# [Objective]
List all the lines in these records that hold "High".

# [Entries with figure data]
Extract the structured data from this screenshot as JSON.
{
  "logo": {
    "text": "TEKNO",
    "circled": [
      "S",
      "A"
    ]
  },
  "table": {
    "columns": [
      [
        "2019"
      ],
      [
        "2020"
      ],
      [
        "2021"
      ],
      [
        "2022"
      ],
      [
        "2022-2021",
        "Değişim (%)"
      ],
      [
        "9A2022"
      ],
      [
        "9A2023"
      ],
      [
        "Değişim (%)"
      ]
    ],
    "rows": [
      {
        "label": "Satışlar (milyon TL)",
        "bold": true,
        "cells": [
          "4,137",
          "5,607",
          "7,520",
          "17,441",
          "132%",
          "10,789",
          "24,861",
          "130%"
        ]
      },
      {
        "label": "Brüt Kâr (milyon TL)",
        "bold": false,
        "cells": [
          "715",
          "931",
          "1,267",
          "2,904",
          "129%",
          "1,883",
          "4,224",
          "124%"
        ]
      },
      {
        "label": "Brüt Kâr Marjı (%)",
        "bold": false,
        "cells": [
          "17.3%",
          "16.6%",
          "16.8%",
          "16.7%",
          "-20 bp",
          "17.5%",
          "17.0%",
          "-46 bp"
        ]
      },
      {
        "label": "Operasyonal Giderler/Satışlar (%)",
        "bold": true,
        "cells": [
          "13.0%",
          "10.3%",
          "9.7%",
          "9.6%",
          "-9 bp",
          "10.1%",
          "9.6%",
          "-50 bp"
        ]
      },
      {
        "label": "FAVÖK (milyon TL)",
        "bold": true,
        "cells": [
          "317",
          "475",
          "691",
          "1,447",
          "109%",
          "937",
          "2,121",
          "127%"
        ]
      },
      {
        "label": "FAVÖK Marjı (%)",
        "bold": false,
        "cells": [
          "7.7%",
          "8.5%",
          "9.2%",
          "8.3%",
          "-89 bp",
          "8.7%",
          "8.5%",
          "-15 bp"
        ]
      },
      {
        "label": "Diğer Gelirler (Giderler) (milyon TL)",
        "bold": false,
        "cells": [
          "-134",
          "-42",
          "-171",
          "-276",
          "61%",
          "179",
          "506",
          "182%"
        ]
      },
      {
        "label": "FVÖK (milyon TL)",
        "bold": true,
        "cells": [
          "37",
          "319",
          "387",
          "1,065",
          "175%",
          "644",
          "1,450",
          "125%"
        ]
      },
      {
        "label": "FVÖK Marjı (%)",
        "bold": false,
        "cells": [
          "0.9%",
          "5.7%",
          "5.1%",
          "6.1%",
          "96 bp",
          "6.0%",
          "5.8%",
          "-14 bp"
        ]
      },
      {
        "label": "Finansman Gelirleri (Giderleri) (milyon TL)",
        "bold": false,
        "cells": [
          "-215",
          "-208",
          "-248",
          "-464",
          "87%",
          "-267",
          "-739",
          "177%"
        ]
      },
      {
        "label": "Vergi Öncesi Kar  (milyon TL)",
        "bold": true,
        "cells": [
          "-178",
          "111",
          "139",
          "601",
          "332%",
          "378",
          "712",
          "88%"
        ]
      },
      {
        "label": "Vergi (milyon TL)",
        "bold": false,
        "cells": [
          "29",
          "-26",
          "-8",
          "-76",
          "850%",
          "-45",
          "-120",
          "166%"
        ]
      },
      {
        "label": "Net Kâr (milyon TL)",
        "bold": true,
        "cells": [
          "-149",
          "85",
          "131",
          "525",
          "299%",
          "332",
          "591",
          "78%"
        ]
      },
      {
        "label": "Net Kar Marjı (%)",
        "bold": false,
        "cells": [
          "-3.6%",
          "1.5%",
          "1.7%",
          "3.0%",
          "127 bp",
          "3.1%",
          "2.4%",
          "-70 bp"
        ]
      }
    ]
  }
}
==
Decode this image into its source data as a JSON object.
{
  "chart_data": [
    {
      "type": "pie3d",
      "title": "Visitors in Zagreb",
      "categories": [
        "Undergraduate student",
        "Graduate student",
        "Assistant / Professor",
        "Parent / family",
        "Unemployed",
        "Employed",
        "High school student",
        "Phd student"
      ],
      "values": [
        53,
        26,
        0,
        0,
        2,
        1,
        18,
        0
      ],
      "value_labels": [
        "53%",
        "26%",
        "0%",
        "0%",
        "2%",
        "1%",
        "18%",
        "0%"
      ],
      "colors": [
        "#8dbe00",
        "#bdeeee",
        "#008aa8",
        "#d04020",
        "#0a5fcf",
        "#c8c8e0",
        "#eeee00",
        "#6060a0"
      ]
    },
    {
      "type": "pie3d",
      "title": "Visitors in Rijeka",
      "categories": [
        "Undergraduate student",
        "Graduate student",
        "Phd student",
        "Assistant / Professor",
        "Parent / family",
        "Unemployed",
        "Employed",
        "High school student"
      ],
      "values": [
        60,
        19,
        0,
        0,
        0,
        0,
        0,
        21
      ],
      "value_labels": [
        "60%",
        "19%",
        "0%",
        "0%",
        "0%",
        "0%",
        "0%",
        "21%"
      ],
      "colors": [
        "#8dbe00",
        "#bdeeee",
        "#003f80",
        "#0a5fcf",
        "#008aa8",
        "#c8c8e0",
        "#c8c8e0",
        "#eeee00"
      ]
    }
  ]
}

# [Solved exercise]
        "High school student",
        "High school student"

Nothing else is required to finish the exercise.